Task requirements: Copy, from the entries below, each line where the word "JSON" can be found.

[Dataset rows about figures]
• • • • • • •
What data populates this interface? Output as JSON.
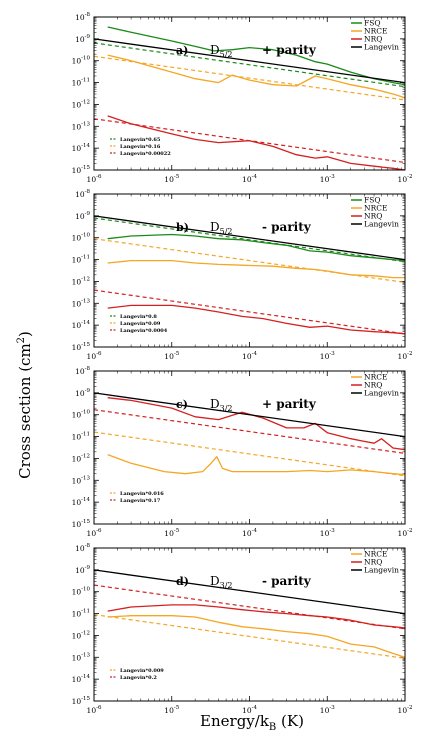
{
  "figure": {
    "xlabel": "Energy/k",
    "xlabel_sub": "B",
    "xlabel_unit": " (K)",
    "ylabel": "Cross section (cm",
    "ylabel_sup": "2",
    "ylabel_end": ")"
  },
  "chart_data": [
    {
      "type": "line",
      "panel_letter": "a)",
      "state": "D",
      "state_sub": "5/2",
      "parity": "+ parity",
      "xscale": "log",
      "yscale": "log",
      "xlim": [
        1e-06,
        0.01
      ],
      "ylim": [
        1e-15,
        1e-08
      ],
      "x_ticks": [
        -6,
        -5,
        -4,
        -3,
        -2
      ],
      "y_ticks": [
        -15,
        -14,
        -13,
        -12,
        -11,
        -10,
        -9,
        -8
      ],
      "legend": [
        "FSQ",
        "NRCE",
        "NRQ",
        "Langevin"
      ],
      "small_legend": [
        "Langevin*0.65",
        "Langevin*0.16",
        "Langevin*0.00022"
      ],
      "series": [
        {
          "name": "FSQ",
          "color": "#1a8a1a",
          "style": "solid",
          "x": [
            1.5e-06,
            3e-06,
            1e-05,
            2e-05,
            3.5e-05,
            6e-05,
            0.0001,
            0.0002,
            0.0004,
            0.0007,
            0.001,
            0.002,
            0.004,
            0.007,
            0.01
          ],
          "y": [
            3.5e-09,
            2e-09,
            8e-10,
            4.5e-10,
            2.8e-10,
            3.2e-10,
            4e-10,
            3.2e-10,
            1.8e-10,
            9e-11,
            7e-11,
            3e-11,
            1.5e-11,
            1e-11,
            8e-12
          ]
        },
        {
          "name": "NRCE",
          "color": "#f5a623",
          "style": "solid",
          "x": [
            1.5e-06,
            3e-06,
            1e-05,
            2e-05,
            4e-05,
            6e-05,
            0.0001,
            0.0002,
            0.0004,
            0.0007,
            0.001,
            0.002,
            0.004,
            0.007,
            0.01
          ],
          "y": [
            1.8e-10,
            1e-10,
            3e-11,
            1.5e-11,
            1e-11,
            2.2e-11,
            1.3e-11,
            8e-12,
            7e-12,
            2e-11,
            1.5e-11,
            8e-12,
            5e-12,
            3e-12,
            2e-12
          ]
        },
        {
          "name": "NRQ",
          "color": "#d42020",
          "style": "solid",
          "x": [
            1.5e-06,
            3e-06,
            1e-05,
            2e-05,
            4e-05,
            0.0001,
            0.0002,
            0.0004,
            0.0007,
            0.001,
            0.002,
            0.004,
            0.007,
            0.01
          ],
          "y": [
            3e-13,
            1.3e-13,
            4.5e-14,
            2.5e-14,
            1.8e-14,
            2.2e-14,
            1.2e-14,
            5e-15,
            3.5e-15,
            4e-15,
            2e-15,
            1.5e-15,
            1.2e-15,
            1e-15
          ]
        },
        {
          "name": "Langevin",
          "color": "#000000",
          "style": "solid",
          "x": [
            1e-06,
            0.01
          ],
          "y": [
            1e-09,
            1e-11
          ]
        },
        {
          "name": "Langevin*0.65",
          "color": "#1a8a1a",
          "style": "dashed",
          "x": [
            1e-06,
            0.01
          ],
          "y": [
            6.5e-10,
            6.5e-12
          ]
        },
        {
          "name": "Langevin*0.16",
          "color": "#f5a623",
          "style": "dashed",
          "x": [
            1e-06,
            0.01
          ],
          "y": [
            1.6e-10,
            1.6e-12
          ]
        },
        {
          "name": "Langevin*0.00022",
          "color": "#d42020",
          "style": "dashed",
          "x": [
            1e-06,
            0.01
          ],
          "y": [
            2.2e-13,
            2.2e-15
          ]
        }
      ]
    },
    {
      "type": "line",
      "panel_letter": "b)",
      "state": "D",
      "state_sub": "5/2",
      "parity": "- parity",
      "xscale": "log",
      "yscale": "log",
      "xlim": [
        1e-06,
        0.01
      ],
      "ylim": [
        1e-15,
        1e-08
      ],
      "x_ticks": [
        -6,
        -5,
        -4,
        -3,
        -2
      ],
      "y_ticks": [
        -15,
        -14,
        -13,
        -12,
        -11,
        -10,
        -9,
        -8
      ],
      "legend": [
        "FSQ",
        "NRCE",
        "NRQ",
        "Langevin"
      ],
      "small_legend": [
        "Langevin*0.8",
        "Langevin*0.09",
        "Langevin*0.0004"
      ],
      "series": [
        {
          "name": "FSQ",
          "color": "#1a8a1a",
          "style": "solid",
          "x": [
            1.5e-06,
            3e-06,
            1e-05,
            2e-05,
            4e-05,
            8e-05,
            0.00015,
            0.0003,
            0.0006,
            0.001,
            0.002,
            0.004,
            0.007,
            0.01
          ],
          "y": [
            9e-11,
            1.2e-10,
            1.4e-10,
            1.2e-10,
            9e-11,
            8e-11,
            6e-11,
            4.5e-11,
            2.5e-11,
            2.2e-11,
            1.5e-11,
            1.2e-11,
            1e-11,
            9e-12
          ]
        },
        {
          "name": "NRCE",
          "color": "#f5a623",
          "style": "solid",
          "x": [
            1.5e-06,
            3e-06,
            1e-05,
            2e-05,
            4e-05,
            8e-05,
            0.0002,
            0.0004,
            0.0007,
            0.001,
            0.002,
            0.004,
            0.007,
            0.01
          ],
          "y": [
            7e-12,
            9e-12,
            9e-12,
            7e-12,
            6e-12,
            5.5e-12,
            5e-12,
            4e-12,
            3.5e-12,
            3e-12,
            2e-12,
            1.8e-12,
            1.5e-12,
            1.5e-12
          ]
        },
        {
          "name": "NRQ",
          "color": "#d42020",
          "style": "solid",
          "x": [
            1.5e-06,
            3e-06,
            1e-05,
            2e-05,
            4e-05,
            8e-05,
            0.00015,
            0.0003,
            0.0006,
            0.001,
            0.002,
            0.004,
            0.007,
            0.01
          ],
          "y": [
            6e-14,
            8e-14,
            8e-14,
            6e-14,
            4e-14,
            2.5e-14,
            2e-14,
            1.2e-14,
            8e-15,
            9e-15,
            6e-15,
            5e-15,
            4.5e-15,
            4e-15
          ]
        },
        {
          "name": "Langevin",
          "color": "#000000",
          "style": "solid",
          "x": [
            1e-06,
            0.01
          ],
          "y": [
            1e-09,
            1e-11
          ]
        },
        {
          "name": "Langevin*0.8",
          "color": "#1a8a1a",
          "style": "dashed",
          "x": [
            1e-06,
            0.01
          ],
          "y": [
            8e-10,
            8e-12
          ]
        },
        {
          "name": "Langevin*0.09",
          "color": "#f5a623",
          "style": "dashed",
          "x": [
            1e-06,
            0.01
          ],
          "y": [
            9e-11,
            9e-13
          ]
        },
        {
          "name": "Langevin*0.0004",
          "color": "#d42020",
          "style": "dashed",
          "x": [
            1e-06,
            0.01
          ],
          "y": [
            4e-13,
            4e-15
          ]
        }
      ]
    },
    {
      "type": "line",
      "panel_letter": "c)",
      "state": "D",
      "state_sub": "3/2",
      "parity": "+ parity",
      "xscale": "log",
      "yscale": "log",
      "xlim": [
        1e-06,
        0.01
      ],
      "ylim": [
        1e-15,
        1e-08
      ],
      "x_ticks": [
        -6,
        -5,
        -4,
        -3,
        -2
      ],
      "y_ticks": [
        -15,
        -14,
        -13,
        -12,
        -11,
        -10,
        -9,
        -8
      ],
      "legend": [
        "NRCE",
        "NRQ",
        "Langevin"
      ],
      "small_legend": [
        "Langevin*0.016",
        "Langevin*0.17"
      ],
      "series": [
        {
          "name": "NRCE",
          "color": "#f5a623",
          "style": "solid",
          "x": [
            1.5e-06,
            3e-06,
            8e-06,
            1.5e-05,
            2.5e-05,
            3.2e-05,
            3.8e-05,
            4.5e-05,
            6e-05,
            0.0001,
            0.0003,
            0.0006,
            0.001,
            0.002,
            0.004,
            0.007,
            0.01
          ],
          "y": [
            1.5e-12,
            6e-13,
            2.5e-13,
            2e-13,
            2.5e-13,
            6e-13,
            1.2e-12,
            3.5e-13,
            2.5e-13,
            2.5e-13,
            2.5e-13,
            2.8e-13,
            2.5e-13,
            3e-13,
            2.5e-13,
            2e-13,
            1.8e-13
          ]
        },
        {
          "name": "NRQ",
          "color": "#d42020",
          "style": "solid",
          "x": [
            1.5e-06,
            3e-06,
            1e-05,
            2e-05,
            4e-05,
            8e-05,
            0.00015,
            0.0003,
            0.0005,
            0.0007,
            0.001,
            0.002,
            0.003,
            0.004,
            0.005,
            0.007,
            0.01
          ],
          "y": [
            6e-10,
            4.5e-10,
            2e-10,
            8e-11,
            6e-11,
            1.3e-10,
            7e-11,
            2.5e-11,
            2.5e-11,
            4e-11,
            1.5e-11,
            8e-12,
            6e-12,
            5e-12,
            8e-12,
            3e-12,
            2.5e-12
          ]
        },
        {
          "name": "Langevin",
          "color": "#000000",
          "style": "solid",
          "x": [
            1e-06,
            0.01
          ],
          "y": [
            1e-09,
            1e-11
          ]
        },
        {
          "name": "Langevin*0.016",
          "color": "#f5a623",
          "style": "dashed",
          "x": [
            1e-06,
            0.01
          ],
          "y": [
            1.6e-11,
            1.6e-13
          ]
        },
        {
          "name": "Langevin*0.17",
          "color": "#d42020",
          "style": "dashed",
          "x": [
            1e-06,
            0.01
          ],
          "y": [
            1.7e-10,
            1.7e-12
          ]
        }
      ]
    },
    {
      "type": "line",
      "panel_letter": "d)",
      "state": "D",
      "state_sub": "3/2",
      "parity": "- parity",
      "xscale": "log",
      "yscale": "log",
      "xlim": [
        1e-06,
        0.01
      ],
      "ylim": [
        1e-15,
        1e-08
      ],
      "x_ticks": [
        -6,
        -5,
        -4,
        -3,
        -2
      ],
      "y_ticks": [
        -15,
        -14,
        -13,
        -12,
        -11,
        -10,
        -9,
        -8
      ],
      "legend": [
        "NRCE",
        "NRQ",
        "Langevin"
      ],
      "small_legend": [
        "Langevin*0.009",
        "Langevin*0.2"
      ],
      "series": [
        {
          "name": "NRCE",
          "color": "#f5a623",
          "style": "solid",
          "x": [
            1.5e-06,
            3e-06,
            1e-05,
            2e-05,
            4e-05,
            8e-05,
            0.00015,
            0.0003,
            0.0006,
            0.001,
            0.002,
            0.004,
            0.007,
            0.01
          ],
          "y": [
            7e-12,
            8e-12,
            8e-12,
            7e-12,
            4e-12,
            2.5e-12,
            2e-12,
            1.5e-12,
            1.2e-12,
            9e-13,
            4e-13,
            3e-13,
            1.5e-13,
            1e-13
          ]
        },
        {
          "name": "NRQ",
          "color": "#d42020",
          "style": "solid",
          "x": [
            1.5e-06,
            3e-06,
            1e-05,
            2e-05,
            4e-05,
            8e-05,
            0.00015,
            0.0003,
            0.0006,
            0.001,
            0.002,
            0.004,
            0.007,
            0.01
          ],
          "y": [
            1.3e-11,
            2e-11,
            2.5e-11,
            2.5e-11,
            2e-11,
            1.5e-11,
            1.2e-11,
            1e-11,
            8e-12,
            7e-12,
            5e-12,
            3e-12,
            2.5e-12,
            2.2e-12
          ]
        },
        {
          "name": "Langevin",
          "color": "#000000",
          "style": "solid",
          "x": [
            1e-06,
            0.01
          ],
          "y": [
            1e-09,
            1e-11
          ]
        },
        {
          "name": "Langevin*0.009",
          "color": "#f5a623",
          "style": "dashed",
          "x": [
            1e-06,
            0.01
          ],
          "y": [
            9e-12,
            9e-14
          ]
        },
        {
          "name": "Langevin*0.2",
          "color": "#d42020",
          "style": "dashed",
          "x": [
            1e-06,
            0.01
          ],
          "y": [
            2e-10,
            2e-12
          ]
        }
      ]
    }
  ]
}
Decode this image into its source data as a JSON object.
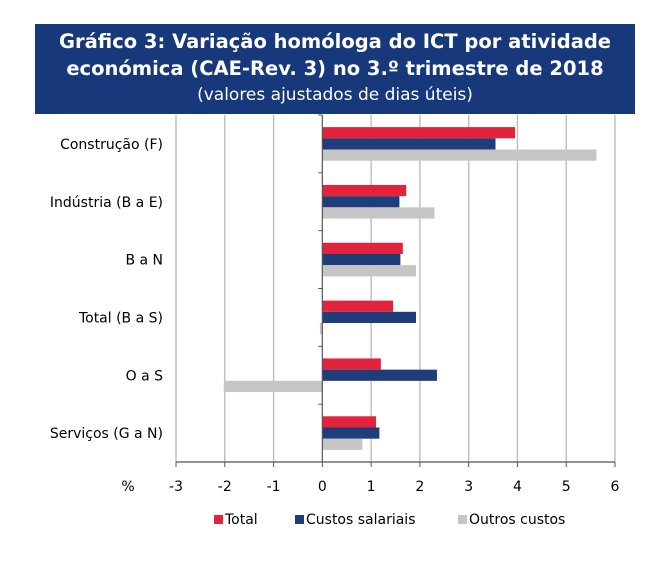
• • • • • • •
Expected output:
What data populates this interface? Output as JSON.
Decode this image into its source data as a JSON object.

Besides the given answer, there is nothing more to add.